*Given problem*. Scan the data below for the string "NiAl". Show every line where it turns up.

==============================

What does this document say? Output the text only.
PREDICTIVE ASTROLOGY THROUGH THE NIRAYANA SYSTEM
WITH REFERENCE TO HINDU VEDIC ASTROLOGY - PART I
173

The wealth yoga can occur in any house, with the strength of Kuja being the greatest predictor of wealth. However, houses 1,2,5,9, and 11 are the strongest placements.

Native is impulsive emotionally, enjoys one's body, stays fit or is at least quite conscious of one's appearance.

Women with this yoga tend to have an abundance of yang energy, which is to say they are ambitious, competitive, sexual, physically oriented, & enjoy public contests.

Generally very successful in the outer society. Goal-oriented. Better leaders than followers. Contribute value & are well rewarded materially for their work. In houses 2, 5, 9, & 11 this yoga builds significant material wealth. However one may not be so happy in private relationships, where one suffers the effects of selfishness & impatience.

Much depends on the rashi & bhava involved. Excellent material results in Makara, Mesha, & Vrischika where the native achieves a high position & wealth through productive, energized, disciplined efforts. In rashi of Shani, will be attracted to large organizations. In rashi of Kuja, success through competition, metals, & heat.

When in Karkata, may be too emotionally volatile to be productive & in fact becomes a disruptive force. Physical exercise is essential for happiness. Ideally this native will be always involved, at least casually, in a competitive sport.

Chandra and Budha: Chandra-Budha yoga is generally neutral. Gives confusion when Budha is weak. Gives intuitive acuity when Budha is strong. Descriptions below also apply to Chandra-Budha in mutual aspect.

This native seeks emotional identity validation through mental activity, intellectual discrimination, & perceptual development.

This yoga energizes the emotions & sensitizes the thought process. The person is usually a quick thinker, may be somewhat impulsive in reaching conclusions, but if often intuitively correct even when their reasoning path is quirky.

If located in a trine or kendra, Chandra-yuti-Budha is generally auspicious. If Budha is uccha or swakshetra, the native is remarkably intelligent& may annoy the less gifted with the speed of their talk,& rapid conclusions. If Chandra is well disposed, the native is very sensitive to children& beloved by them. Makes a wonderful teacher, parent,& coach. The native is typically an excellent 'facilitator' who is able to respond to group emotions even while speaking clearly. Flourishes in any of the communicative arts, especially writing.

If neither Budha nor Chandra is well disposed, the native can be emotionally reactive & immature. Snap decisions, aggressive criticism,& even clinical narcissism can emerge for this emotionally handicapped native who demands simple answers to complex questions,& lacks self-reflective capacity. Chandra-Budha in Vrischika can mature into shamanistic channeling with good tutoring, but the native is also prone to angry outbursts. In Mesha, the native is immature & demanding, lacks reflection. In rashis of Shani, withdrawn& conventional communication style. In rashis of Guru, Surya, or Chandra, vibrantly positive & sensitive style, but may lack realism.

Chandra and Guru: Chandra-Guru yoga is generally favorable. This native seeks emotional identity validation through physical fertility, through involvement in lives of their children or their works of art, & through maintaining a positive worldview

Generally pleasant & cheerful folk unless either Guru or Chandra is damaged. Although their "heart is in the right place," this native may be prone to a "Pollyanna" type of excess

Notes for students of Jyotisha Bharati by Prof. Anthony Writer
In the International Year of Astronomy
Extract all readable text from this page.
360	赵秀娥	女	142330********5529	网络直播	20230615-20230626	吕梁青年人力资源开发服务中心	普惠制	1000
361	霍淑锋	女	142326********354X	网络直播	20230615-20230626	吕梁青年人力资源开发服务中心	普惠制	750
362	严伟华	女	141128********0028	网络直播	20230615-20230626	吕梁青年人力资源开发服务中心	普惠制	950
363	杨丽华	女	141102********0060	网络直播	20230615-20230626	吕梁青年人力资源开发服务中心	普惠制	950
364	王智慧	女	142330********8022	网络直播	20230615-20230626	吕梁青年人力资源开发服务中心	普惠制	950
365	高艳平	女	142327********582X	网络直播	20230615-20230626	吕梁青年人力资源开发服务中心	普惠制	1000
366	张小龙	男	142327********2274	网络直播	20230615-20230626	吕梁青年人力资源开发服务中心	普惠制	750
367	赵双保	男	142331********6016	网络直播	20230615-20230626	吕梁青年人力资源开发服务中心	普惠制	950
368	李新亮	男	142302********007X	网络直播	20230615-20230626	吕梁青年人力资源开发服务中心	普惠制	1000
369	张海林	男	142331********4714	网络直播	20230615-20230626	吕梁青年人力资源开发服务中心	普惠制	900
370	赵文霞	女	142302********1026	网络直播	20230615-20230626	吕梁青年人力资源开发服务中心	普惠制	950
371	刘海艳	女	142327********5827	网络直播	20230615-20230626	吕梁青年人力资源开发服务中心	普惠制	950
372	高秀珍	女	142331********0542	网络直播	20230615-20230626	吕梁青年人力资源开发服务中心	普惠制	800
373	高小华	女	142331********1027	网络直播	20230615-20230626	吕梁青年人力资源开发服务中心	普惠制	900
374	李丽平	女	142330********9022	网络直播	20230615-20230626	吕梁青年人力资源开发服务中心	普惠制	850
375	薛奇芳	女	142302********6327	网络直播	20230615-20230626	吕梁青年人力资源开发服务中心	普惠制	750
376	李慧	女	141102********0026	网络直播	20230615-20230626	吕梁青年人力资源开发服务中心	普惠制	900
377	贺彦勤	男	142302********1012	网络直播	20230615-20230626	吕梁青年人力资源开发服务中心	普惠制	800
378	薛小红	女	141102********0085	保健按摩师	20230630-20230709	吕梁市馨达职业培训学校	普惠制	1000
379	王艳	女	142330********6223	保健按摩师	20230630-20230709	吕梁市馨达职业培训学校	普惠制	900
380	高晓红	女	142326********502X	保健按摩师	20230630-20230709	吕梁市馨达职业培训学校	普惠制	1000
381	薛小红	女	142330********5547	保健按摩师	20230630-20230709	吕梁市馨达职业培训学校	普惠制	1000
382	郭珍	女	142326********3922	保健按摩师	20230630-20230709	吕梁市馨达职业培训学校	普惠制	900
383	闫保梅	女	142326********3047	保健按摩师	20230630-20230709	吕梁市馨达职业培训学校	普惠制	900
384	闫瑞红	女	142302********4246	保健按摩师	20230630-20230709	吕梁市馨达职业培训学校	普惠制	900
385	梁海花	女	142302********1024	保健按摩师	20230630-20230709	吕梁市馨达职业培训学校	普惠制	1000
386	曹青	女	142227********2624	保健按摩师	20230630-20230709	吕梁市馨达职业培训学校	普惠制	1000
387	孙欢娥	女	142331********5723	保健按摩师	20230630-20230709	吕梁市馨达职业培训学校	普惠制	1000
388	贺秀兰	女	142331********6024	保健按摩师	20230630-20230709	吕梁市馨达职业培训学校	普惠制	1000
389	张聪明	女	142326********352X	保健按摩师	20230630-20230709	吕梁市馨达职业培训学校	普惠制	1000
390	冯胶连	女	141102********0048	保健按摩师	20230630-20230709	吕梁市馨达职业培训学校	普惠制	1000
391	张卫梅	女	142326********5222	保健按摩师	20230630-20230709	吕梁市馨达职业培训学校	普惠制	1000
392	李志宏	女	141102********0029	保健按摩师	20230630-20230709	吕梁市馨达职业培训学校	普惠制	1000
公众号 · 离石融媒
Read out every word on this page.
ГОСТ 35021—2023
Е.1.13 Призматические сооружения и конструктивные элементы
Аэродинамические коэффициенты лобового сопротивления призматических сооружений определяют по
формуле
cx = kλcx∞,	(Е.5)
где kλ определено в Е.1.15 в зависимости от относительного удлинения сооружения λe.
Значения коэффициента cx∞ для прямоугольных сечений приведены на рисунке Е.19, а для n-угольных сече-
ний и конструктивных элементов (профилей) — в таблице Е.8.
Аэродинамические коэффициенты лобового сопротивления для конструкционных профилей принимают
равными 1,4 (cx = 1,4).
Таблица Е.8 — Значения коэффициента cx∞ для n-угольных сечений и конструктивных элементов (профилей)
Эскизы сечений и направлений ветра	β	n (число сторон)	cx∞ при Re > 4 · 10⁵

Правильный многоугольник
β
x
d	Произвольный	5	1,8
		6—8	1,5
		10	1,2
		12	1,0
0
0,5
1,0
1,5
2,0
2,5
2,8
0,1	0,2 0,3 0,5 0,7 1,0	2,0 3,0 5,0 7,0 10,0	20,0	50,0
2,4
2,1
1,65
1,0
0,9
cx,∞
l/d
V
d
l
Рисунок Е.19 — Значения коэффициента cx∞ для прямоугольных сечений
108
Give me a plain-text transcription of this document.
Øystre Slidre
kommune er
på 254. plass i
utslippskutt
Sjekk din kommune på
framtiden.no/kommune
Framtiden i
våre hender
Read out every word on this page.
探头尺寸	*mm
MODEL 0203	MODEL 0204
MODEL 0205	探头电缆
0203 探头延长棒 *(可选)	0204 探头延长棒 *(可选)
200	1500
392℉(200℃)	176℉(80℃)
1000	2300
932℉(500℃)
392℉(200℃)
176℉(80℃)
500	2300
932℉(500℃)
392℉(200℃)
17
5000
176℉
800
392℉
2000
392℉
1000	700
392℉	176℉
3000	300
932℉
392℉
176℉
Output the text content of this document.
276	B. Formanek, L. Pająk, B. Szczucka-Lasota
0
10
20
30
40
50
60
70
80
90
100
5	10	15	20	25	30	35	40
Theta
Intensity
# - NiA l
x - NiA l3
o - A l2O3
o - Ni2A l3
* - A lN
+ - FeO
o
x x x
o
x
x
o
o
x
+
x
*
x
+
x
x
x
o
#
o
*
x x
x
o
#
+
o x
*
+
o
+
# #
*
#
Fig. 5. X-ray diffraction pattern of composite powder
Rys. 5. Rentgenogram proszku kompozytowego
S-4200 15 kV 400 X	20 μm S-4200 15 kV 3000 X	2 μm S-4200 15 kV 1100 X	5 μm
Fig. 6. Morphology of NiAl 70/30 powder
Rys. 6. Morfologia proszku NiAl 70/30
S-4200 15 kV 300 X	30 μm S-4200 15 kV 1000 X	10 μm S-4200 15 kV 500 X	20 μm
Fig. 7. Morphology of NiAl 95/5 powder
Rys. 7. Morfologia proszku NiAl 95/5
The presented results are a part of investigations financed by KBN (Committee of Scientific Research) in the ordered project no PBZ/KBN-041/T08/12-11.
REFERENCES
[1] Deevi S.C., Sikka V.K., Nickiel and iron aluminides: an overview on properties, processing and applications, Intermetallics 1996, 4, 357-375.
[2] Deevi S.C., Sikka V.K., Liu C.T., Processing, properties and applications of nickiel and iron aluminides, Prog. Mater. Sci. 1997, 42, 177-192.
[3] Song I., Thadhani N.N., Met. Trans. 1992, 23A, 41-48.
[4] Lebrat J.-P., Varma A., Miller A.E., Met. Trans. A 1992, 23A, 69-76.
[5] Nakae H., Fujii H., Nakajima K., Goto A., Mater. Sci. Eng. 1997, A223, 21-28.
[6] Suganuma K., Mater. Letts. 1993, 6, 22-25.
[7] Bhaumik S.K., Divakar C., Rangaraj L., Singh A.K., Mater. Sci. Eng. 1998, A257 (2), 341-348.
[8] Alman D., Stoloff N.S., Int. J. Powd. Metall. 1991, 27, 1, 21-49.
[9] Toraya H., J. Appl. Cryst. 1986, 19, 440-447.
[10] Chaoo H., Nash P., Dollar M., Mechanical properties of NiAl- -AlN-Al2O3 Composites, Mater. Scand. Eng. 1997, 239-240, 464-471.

==============================

*Solution below*.
Fig. 6. Morphology of NiAl 70/30 powder
Rys. 6. Morfologia proszku NiAl 70/30
Fig. 7. Morphology of NiAl 95/5 powder
Rys. 7. Morfologia proszku NiAl 95/5
[10] Chaoo H., Nash P., Dollar M., Mechanical properties of NiAl- -AlN-Al2O3 Composites, Mater. Scand. Eng. 1997, 239-240, 464-471.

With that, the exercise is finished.